GIVEN TASK — Lines containing the word "JSON" should be extracted in full.

LISTED RECORDS —
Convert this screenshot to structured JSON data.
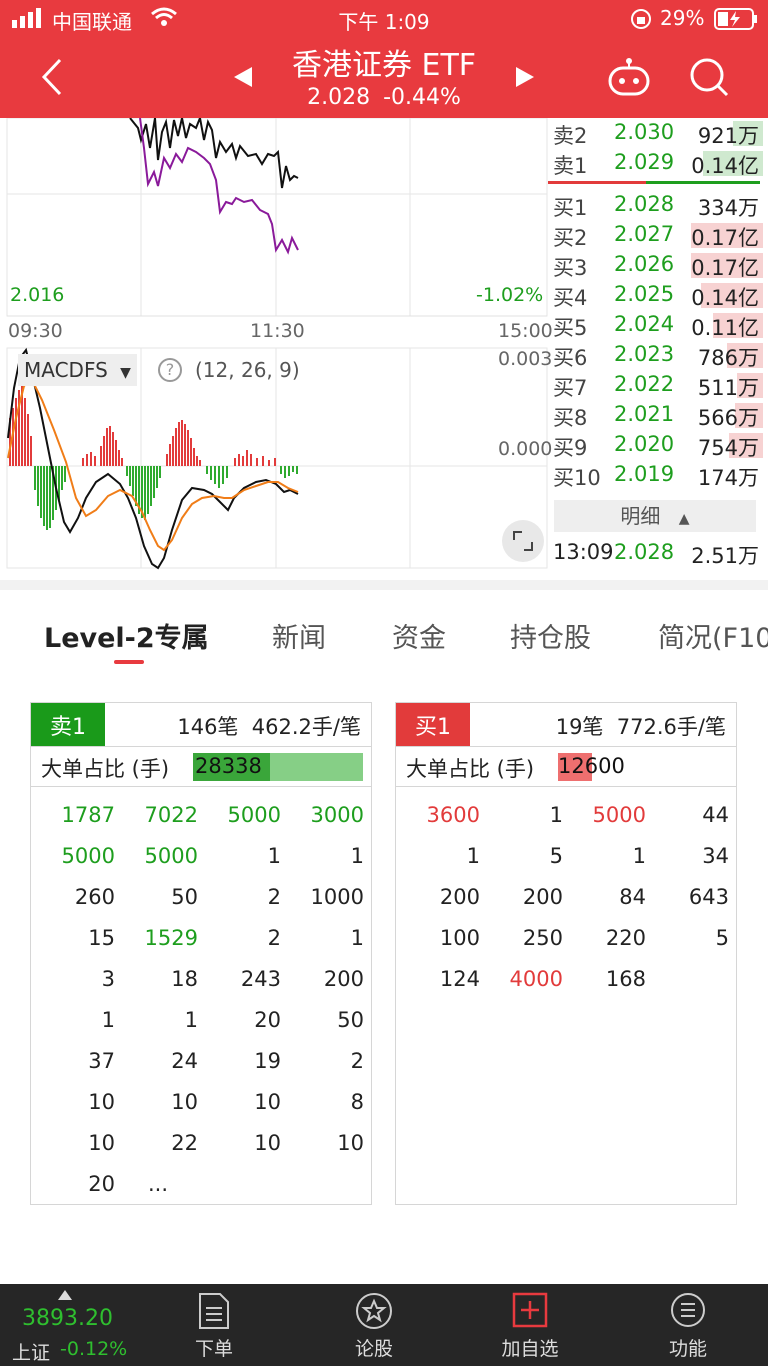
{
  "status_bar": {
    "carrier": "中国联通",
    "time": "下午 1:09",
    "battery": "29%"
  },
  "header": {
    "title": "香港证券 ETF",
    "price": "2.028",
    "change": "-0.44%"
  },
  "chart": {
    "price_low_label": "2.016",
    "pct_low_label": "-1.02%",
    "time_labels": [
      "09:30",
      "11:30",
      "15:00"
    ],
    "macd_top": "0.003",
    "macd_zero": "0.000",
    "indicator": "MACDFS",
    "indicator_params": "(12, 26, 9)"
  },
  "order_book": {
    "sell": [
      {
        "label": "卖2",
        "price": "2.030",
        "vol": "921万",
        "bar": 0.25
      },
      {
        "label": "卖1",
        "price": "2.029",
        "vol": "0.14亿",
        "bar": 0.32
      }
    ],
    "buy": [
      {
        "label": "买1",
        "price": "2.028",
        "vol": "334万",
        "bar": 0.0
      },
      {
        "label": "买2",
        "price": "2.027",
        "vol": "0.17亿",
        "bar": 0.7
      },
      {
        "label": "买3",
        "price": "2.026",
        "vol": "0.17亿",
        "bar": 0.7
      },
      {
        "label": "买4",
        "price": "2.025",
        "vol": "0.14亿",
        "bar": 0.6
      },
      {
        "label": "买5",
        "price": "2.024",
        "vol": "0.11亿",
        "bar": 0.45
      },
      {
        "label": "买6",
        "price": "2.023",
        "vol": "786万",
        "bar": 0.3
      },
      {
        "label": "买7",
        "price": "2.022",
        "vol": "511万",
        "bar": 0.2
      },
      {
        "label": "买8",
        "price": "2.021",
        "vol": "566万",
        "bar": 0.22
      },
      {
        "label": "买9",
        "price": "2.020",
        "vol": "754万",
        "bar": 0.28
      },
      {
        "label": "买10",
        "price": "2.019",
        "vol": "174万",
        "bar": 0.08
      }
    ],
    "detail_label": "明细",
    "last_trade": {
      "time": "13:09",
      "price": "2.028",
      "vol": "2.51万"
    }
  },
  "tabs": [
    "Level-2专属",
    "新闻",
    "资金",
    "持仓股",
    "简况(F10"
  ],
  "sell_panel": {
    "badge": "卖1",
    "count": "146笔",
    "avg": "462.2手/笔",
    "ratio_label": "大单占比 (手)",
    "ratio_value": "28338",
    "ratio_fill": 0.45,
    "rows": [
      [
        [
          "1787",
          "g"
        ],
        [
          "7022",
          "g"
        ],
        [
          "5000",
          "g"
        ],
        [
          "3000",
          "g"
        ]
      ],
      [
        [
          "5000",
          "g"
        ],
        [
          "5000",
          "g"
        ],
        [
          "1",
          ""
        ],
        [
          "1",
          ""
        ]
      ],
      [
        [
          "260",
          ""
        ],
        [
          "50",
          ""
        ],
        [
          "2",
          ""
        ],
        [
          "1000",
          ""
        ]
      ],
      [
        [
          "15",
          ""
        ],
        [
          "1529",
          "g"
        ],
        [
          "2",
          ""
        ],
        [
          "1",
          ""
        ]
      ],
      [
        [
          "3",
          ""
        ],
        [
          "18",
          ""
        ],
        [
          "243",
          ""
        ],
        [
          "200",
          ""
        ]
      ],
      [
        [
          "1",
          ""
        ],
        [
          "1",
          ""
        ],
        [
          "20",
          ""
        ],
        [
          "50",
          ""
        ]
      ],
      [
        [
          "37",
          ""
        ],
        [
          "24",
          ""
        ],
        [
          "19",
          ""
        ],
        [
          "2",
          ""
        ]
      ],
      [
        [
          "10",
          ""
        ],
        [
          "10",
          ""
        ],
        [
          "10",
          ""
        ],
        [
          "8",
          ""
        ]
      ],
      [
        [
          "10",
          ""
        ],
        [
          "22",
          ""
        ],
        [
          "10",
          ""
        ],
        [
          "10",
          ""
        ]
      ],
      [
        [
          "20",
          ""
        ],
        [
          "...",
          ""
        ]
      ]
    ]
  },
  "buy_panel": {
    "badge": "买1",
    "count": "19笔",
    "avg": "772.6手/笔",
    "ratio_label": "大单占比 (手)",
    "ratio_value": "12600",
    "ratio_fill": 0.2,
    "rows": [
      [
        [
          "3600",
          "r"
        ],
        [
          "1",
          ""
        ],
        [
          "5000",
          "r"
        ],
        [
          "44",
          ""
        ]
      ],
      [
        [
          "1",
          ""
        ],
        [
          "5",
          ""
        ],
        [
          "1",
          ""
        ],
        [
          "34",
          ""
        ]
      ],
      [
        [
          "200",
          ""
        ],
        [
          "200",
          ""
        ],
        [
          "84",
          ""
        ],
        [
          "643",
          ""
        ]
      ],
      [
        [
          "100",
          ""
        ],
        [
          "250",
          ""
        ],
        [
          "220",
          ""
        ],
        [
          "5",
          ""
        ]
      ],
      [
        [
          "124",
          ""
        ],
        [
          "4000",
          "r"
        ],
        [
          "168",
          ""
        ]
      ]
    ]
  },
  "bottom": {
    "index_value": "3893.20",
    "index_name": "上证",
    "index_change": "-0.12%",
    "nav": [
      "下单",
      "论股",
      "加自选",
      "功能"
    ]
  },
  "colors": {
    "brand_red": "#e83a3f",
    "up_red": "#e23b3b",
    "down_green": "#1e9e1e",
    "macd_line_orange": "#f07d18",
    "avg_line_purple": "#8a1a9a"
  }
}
...
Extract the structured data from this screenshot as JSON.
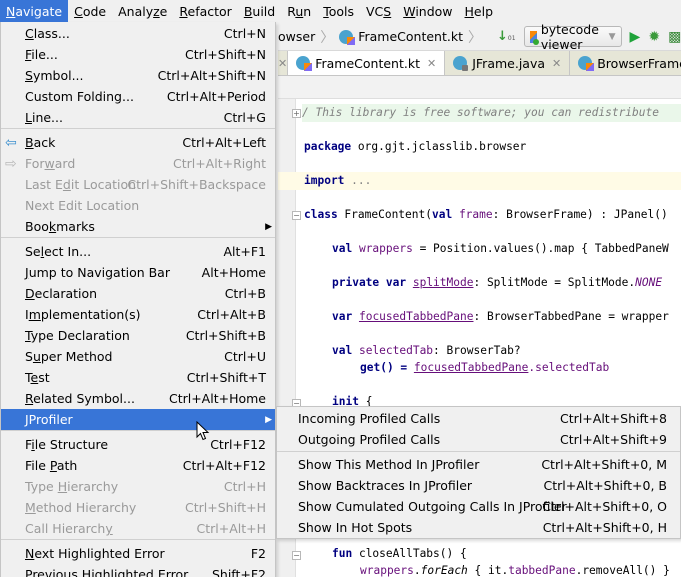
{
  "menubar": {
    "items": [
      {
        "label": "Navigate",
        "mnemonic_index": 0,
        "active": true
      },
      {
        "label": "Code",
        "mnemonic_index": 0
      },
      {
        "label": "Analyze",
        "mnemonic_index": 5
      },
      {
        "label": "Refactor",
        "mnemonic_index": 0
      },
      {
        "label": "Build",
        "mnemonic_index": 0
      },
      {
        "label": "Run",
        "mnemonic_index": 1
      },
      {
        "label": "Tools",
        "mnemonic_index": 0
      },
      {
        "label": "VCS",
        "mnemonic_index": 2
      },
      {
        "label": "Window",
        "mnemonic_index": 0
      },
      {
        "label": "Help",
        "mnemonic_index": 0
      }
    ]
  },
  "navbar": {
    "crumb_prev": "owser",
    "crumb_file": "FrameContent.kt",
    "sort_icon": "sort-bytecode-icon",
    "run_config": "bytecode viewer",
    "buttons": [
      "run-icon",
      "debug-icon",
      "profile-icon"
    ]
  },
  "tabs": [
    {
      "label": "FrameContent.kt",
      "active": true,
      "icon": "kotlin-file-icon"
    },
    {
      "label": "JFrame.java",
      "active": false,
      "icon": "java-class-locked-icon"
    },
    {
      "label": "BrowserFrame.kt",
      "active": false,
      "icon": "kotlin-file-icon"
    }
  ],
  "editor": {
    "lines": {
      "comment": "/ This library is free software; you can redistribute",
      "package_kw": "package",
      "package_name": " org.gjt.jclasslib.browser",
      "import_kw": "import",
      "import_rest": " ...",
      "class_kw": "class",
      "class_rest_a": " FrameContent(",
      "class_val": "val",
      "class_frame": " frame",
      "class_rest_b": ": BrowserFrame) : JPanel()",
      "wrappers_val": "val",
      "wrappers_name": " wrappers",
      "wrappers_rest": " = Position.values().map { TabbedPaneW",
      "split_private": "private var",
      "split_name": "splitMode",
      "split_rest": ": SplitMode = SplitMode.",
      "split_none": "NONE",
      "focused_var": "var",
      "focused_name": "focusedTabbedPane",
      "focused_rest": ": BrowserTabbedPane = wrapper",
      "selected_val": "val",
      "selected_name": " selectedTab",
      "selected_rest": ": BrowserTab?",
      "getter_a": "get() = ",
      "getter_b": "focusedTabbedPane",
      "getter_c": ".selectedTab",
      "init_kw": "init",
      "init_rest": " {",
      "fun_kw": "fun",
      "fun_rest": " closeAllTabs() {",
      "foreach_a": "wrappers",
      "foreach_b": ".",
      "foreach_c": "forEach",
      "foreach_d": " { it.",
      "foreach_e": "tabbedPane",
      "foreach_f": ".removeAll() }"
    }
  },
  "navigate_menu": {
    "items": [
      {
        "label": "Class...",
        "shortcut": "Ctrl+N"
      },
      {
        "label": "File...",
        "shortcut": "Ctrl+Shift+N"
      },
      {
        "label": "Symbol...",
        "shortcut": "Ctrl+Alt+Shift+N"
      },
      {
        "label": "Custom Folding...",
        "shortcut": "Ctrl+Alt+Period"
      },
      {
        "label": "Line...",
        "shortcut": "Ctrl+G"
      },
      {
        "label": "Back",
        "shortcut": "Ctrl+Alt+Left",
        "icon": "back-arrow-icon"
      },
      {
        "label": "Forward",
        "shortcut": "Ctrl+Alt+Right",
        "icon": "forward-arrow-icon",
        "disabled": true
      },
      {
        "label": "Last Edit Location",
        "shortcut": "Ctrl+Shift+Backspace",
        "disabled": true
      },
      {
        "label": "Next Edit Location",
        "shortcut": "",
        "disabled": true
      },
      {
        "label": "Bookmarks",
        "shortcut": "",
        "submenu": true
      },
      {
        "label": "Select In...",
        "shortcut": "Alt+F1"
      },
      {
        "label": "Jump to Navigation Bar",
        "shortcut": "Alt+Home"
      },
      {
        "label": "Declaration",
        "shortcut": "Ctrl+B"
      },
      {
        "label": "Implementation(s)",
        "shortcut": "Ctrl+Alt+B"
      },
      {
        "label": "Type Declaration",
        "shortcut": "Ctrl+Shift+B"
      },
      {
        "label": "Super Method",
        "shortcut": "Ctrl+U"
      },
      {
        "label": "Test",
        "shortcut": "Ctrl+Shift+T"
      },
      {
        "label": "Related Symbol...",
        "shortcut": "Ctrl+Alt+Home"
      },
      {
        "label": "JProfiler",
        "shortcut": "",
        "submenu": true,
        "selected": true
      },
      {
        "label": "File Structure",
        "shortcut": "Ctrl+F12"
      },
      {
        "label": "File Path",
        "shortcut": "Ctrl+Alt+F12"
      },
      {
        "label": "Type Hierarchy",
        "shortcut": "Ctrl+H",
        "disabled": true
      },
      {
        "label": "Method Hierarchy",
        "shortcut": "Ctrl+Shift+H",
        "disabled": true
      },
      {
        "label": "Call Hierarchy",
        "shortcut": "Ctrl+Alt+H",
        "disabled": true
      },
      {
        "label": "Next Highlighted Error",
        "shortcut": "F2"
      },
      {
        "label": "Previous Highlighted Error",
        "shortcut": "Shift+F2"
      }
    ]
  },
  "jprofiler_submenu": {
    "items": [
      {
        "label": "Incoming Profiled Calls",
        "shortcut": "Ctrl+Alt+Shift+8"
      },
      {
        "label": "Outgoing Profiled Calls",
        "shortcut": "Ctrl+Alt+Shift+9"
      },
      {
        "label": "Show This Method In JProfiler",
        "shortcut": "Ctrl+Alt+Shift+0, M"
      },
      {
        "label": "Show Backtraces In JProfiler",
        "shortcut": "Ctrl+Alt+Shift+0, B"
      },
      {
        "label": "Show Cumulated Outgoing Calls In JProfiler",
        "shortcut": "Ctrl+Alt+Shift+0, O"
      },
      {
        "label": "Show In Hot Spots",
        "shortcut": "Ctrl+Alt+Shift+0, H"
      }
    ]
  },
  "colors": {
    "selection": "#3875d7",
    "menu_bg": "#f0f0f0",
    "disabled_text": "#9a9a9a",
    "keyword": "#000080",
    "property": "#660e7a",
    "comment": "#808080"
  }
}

EXERCISE ANSWER —
Convert this screenshot to structured JSON data.
Extract the structured data from this screenshot as JSON.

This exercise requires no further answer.